::: TASK DATA

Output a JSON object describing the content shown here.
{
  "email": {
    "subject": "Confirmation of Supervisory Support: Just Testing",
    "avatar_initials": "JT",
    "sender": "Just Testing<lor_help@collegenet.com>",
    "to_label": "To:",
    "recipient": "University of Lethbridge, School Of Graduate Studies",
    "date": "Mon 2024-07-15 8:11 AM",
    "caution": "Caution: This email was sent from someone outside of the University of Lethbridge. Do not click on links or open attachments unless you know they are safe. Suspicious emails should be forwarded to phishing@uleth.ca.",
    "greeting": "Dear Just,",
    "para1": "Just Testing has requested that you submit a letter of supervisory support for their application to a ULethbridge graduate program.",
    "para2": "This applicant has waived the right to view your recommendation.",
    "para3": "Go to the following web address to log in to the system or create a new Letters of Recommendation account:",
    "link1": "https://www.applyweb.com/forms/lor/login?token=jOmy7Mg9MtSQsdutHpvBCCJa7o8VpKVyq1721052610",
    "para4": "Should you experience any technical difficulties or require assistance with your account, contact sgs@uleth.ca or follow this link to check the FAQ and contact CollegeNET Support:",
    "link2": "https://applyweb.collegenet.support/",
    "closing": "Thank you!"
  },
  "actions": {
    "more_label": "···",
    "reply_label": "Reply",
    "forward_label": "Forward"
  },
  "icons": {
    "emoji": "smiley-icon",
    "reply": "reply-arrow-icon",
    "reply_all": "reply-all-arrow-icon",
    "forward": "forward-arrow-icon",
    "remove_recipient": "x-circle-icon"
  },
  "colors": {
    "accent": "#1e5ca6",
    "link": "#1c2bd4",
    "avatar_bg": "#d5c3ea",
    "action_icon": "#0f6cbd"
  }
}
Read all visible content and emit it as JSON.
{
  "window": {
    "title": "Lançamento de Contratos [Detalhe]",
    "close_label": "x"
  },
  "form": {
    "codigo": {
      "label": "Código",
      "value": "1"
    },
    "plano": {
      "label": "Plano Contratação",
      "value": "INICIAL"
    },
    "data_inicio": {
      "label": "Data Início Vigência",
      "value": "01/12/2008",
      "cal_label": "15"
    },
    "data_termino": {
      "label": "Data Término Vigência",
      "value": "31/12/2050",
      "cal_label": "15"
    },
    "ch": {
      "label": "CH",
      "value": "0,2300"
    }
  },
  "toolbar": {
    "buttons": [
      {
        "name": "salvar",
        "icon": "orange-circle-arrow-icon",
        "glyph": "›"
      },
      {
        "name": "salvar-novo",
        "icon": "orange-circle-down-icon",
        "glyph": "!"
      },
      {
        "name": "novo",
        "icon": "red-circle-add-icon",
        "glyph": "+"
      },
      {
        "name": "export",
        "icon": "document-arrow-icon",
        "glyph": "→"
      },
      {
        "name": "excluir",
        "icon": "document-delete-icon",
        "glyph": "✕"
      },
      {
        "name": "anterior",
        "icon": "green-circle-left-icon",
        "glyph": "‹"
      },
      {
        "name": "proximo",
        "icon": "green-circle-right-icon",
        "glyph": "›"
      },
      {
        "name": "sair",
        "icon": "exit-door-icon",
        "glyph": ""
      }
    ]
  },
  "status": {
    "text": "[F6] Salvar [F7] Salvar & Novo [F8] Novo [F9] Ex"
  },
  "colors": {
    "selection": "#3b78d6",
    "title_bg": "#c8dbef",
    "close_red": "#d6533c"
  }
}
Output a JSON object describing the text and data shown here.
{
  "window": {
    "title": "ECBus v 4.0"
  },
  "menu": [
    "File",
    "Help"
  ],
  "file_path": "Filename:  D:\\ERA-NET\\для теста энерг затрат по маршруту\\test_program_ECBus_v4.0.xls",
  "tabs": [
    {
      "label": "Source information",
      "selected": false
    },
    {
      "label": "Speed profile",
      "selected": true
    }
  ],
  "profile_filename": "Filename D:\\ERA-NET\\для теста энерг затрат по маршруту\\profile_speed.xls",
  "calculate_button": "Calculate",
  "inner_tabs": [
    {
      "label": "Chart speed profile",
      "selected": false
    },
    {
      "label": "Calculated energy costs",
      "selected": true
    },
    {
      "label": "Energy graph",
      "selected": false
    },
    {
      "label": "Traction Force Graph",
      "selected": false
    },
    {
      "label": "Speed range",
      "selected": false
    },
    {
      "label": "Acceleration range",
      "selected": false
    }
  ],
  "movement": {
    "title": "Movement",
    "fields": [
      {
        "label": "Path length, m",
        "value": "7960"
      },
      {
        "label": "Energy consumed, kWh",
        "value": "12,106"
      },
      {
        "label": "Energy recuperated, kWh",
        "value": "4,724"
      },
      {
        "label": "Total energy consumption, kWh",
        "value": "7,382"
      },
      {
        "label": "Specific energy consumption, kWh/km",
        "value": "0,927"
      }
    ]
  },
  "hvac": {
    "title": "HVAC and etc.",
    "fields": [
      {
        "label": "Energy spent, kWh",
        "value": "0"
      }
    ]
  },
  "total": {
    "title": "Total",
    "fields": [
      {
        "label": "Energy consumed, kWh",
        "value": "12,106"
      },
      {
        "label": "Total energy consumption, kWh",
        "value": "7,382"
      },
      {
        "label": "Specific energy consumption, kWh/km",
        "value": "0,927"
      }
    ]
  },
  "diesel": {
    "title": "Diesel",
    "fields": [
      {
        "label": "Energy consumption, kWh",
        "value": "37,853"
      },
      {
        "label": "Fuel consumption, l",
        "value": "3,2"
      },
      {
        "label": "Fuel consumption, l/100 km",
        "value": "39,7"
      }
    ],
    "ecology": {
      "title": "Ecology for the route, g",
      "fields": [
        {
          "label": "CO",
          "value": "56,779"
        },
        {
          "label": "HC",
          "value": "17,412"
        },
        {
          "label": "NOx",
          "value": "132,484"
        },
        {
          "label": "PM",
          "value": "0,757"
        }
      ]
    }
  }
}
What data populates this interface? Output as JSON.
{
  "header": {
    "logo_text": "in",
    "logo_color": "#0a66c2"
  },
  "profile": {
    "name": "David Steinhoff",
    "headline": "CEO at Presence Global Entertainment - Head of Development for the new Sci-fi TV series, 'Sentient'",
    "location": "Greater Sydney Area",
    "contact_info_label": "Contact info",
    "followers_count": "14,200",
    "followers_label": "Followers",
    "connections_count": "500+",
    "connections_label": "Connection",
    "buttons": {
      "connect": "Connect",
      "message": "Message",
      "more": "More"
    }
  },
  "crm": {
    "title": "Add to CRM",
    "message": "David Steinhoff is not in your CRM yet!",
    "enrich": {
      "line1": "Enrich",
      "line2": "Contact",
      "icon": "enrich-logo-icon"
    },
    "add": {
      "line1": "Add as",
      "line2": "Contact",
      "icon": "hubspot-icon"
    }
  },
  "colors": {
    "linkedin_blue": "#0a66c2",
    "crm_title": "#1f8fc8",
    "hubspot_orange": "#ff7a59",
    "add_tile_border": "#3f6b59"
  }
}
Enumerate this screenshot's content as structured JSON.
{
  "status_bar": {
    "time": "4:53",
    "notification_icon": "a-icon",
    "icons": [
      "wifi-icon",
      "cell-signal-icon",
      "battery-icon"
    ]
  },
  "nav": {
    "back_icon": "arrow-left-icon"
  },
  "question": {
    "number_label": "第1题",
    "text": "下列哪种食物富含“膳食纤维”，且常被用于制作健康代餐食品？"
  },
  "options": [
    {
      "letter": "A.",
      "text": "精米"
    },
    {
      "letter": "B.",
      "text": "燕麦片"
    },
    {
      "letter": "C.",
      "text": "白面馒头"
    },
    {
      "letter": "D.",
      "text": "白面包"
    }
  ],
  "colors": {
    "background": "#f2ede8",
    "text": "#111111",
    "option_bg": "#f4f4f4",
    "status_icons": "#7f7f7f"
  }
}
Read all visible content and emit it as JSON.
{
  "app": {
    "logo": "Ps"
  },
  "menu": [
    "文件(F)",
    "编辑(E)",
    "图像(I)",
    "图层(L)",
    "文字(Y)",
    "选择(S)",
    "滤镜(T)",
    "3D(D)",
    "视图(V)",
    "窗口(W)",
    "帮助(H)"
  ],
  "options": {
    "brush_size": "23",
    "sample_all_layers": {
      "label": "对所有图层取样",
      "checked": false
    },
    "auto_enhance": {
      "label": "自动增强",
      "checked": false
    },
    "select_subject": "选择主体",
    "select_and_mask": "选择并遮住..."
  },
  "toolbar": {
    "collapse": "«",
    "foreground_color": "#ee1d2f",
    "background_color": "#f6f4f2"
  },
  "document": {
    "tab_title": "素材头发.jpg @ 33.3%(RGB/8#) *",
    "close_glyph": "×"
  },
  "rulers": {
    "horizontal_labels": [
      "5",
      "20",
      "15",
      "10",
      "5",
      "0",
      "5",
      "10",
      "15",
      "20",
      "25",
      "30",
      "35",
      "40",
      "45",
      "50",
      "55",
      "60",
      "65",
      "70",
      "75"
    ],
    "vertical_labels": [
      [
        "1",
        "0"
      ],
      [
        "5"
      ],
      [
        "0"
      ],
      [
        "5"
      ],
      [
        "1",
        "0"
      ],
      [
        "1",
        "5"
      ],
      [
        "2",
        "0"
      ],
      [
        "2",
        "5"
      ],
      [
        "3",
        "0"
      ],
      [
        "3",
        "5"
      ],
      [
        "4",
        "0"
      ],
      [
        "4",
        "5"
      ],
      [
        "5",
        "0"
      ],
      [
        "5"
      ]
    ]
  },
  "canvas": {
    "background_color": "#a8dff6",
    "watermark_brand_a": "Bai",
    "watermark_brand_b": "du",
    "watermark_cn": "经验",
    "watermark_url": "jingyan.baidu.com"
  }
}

::::::

STATED PROBLEM.
Identify the lines in the entries that hold "content" and return each one.

ANSWER TO THE TASK.
Output a JSON object describing the content shown here.
Read all visible content and emit it as JSON.
Enumerate this screenshot's content as structured JSON.
Read all visible content and emit it as JSON.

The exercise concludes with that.